WHAT TO PRODUCE: Will you quote all of the entries, word for word?

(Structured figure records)
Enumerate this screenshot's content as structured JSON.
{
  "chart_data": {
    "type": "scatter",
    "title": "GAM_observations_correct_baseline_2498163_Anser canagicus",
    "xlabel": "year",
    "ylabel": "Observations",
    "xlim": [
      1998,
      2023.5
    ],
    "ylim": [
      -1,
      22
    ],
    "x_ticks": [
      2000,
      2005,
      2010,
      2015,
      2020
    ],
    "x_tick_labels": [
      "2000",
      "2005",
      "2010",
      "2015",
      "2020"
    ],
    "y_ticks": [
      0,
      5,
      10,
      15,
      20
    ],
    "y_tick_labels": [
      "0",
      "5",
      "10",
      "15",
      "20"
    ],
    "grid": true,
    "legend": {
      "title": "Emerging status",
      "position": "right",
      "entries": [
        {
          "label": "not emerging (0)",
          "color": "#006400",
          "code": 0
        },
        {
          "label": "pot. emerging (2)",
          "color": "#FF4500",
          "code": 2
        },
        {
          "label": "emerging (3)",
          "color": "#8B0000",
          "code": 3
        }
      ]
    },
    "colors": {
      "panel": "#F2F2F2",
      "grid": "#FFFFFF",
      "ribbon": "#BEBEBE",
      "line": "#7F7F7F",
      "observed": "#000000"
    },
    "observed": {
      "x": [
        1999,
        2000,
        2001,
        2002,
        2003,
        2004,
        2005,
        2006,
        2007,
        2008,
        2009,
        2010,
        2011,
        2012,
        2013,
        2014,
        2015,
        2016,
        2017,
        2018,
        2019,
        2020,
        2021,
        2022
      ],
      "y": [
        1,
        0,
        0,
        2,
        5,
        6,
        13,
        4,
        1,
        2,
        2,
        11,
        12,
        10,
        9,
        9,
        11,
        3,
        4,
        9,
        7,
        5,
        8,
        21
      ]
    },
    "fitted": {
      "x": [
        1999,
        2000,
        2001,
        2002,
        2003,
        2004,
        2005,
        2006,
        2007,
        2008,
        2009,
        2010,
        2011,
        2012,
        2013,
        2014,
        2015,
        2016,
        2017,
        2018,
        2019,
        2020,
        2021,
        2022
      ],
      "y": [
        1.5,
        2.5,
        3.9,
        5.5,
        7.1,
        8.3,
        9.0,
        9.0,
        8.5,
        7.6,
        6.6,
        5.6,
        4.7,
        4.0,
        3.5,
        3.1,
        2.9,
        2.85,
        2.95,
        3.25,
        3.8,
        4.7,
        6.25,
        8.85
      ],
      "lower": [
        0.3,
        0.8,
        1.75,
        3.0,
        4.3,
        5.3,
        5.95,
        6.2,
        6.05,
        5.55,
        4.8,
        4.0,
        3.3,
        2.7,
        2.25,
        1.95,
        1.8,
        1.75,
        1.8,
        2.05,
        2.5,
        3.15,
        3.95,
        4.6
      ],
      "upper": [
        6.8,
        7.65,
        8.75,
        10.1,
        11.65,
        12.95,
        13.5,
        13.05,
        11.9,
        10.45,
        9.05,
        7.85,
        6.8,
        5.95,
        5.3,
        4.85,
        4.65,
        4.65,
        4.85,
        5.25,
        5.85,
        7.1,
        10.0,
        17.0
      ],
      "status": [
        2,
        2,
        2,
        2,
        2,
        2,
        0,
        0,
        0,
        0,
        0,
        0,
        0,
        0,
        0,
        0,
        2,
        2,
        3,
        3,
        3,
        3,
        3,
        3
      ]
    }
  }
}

IN RESPONSE:
Enumerate this screenshot's content as structured JSON.
{
  "chart_data": {
    "type": "scatter",
    "title": "GAM_observations_correct_baseline_2498163_Anser canagicus",
    "xlabel": "year",
    "ylabel": "Observations",
    "xlim": [
      1998,
      2023.5
    ],
    "ylim": [
      -1,
      22
    ],
    "x_ticks": [
      2000,
      2005,
      2010,
      2015,
      2020
    ],
    "x_tick_labels": [
      "2000",
      "2005",
      "2010",
      "2015",
      "2020"
    ],
    "y_ticks": [
      0,
      5,
      10,
      15,
      20
    ],
    "y_tick_labels": [
      "0",
      "5",
      "10",
      "15",
      "20"
    ],
    "grid": true,
    "legend": {
      "title": "Emerging status",
      "position": "right",
      "entries": [
        {
          "label": "not emerging (0)",
          "color": "#006400",
          "code": 0
        },
        {
          "label": "pot. emerging (2)",
          "color": "#FF4500",
          "code": 2
        },
        {
          "label": "emerging (3)",
          "color": "#8B0000",
          "code": 3
        }
      ]
    },
    "colors": {
      "panel": "#F2F2F2",
      "grid": "#FFFFFF",
      "ribbon": "#BEBEBE",
      "line": "#7F7F7F",
      "observed": "#000000"
    },
    "observed": {
      "x": [
        1999,
        2000,
        2001,
        2002,
        2003,
        2004,
        2005,
        2006,
        2007,
        2008,
        2009,
        2010,
        2011,
        2012,
        2013,
        2014,
        2015,
        2016,
        2017,
        2018,
        2019,
        2020,
        2021,
        2022
      ],
      "y": [
        1,
        0,
        0,
        2,
        5,
        6,
        13,
        4,
        1,
        2,
        2,
        11,
        12,
        10,
        9,
        9,
        11,
        3,
        4,
        9,
        7,
        5,
        8,
        21
      ]
    },
    "fitted": {
      "x": [
        1999,
        2000,
        2001,
        2002,
        2003,
        2004,
        2005,
        2006,
        2007,
        2008,
        2009,
        2010,
        2011,
        2012,
        2013,
        2014,
        2015,
        2016,
        2017,
        2018,
        2019,
        2020,
        2021,
        2022
      ],
      "y": [
        1.5,
        2.5,
        3.9,
        5.5,
        7.1,
        8.3,
        9.0,
        9.0,
        8.5,
        7.6,
        6.6,
        5.6,
        4.7,
        4.0,
        3.5,
        3.1,
        2.9,
        2.85,
        2.95,
        3.25,
        3.8,
        4.7,
        6.25,
        8.85
      ],
      "lower": [
        0.3,
        0.8,
        1.75,
        3.0,
        4.3,
        5.3,
        5.95,
        6.2,
        6.05,
        5.55,
        4.8,
        4.0,
        3.3,
        2.7,
        2.25,
        1.95,
        1.8,
        1.75,
        1.8,
        2.05,
        2.5,
        3.15,
        3.95,
        4.6
      ],
      "upper": [
        6.8,
        7.65,
        8.75,
        10.1,
        11.65,
        12.95,
        13.5,
        13.05,
        11.9,
        10.45,
        9.05,
        7.85,
        6.8,
        5.95,
        5.3,
        4.85,
        4.65,
        4.65,
        4.85,
        5.25,
        5.85,
        7.1,
        10.0,
        17.0
      ],
      "status": [
        2,
        2,
        2,
        2,
        2,
        2,
        0,
        0,
        0,
        0,
        0,
        0,
        0,
        0,
        0,
        0,
        2,
        2,
        3,
        3,
        3,
        3,
        3,
        3
      ]
    }
  }
}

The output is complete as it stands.